> Exercise goal:
From the records that follow, copy every line in which "November" appears.

[Images of document pages with text]

- Opening Delimiter -

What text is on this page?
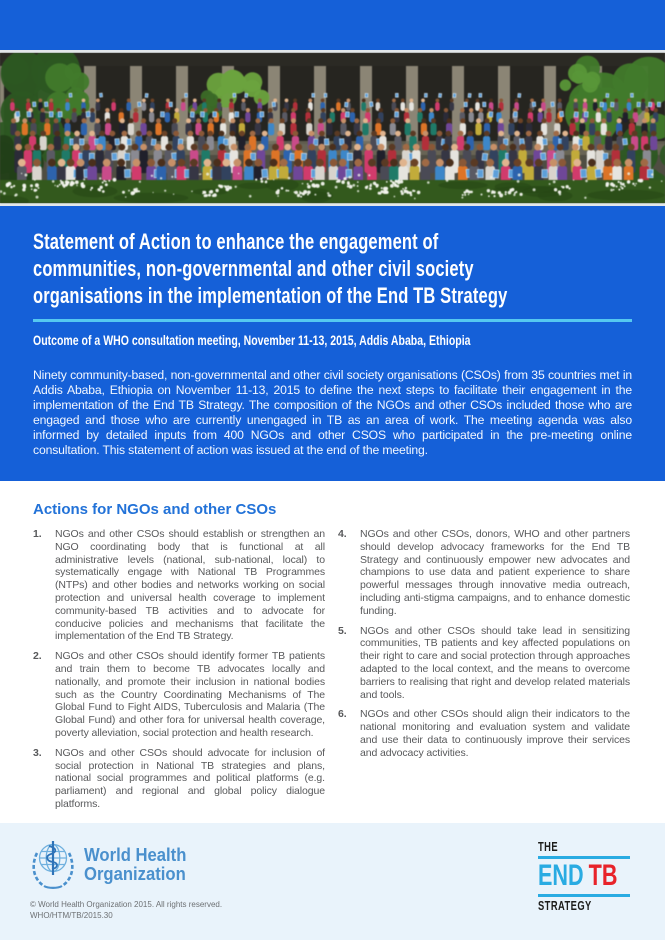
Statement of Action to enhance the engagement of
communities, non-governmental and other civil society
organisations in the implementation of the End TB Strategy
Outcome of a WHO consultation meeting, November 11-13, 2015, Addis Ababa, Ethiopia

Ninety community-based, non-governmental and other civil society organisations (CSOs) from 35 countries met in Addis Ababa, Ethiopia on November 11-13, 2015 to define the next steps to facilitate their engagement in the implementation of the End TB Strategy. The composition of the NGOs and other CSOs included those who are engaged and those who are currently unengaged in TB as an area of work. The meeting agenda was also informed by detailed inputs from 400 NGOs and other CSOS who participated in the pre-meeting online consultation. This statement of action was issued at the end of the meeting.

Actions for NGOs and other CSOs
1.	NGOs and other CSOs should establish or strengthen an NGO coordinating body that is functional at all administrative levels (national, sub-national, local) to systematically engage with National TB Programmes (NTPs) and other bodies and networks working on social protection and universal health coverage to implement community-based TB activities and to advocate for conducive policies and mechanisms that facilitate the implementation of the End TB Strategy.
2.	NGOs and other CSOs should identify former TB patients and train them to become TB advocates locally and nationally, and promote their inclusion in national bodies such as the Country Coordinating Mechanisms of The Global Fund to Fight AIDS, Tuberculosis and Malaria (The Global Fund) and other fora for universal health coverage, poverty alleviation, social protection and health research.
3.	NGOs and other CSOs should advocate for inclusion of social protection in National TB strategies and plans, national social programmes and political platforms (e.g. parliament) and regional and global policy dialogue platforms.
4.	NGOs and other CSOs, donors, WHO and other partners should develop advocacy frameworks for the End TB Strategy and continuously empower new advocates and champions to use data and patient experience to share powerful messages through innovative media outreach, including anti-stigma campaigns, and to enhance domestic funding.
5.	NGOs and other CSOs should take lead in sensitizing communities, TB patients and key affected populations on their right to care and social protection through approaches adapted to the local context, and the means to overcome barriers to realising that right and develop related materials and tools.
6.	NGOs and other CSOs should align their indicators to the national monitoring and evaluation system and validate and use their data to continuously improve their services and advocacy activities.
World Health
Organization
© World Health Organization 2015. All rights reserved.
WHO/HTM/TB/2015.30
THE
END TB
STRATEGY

- Closing Delimiter -

> Output below:
Outcome of a WHO consultation meeting, November 11-13, 2015, Addis Ababa, Ethiopia
Ninety community-based, non-governmental and other civil society organisations (CSOs) from 35 countries met in Addis Ababa, Ethiopia on November 11-13, 2015 to define the next steps to facilitate their engagement in the implementation of the End TB Strategy. The composition of the NGOs and other CSOs included those who are engaged and those who are currently unengaged in TB as an area of work. The meeting agenda was also informed by detailed inputs from 400 NGOs and other CSOS who participated in the pre-meeting online consultation. This statement of action was issued at the end of the meeting.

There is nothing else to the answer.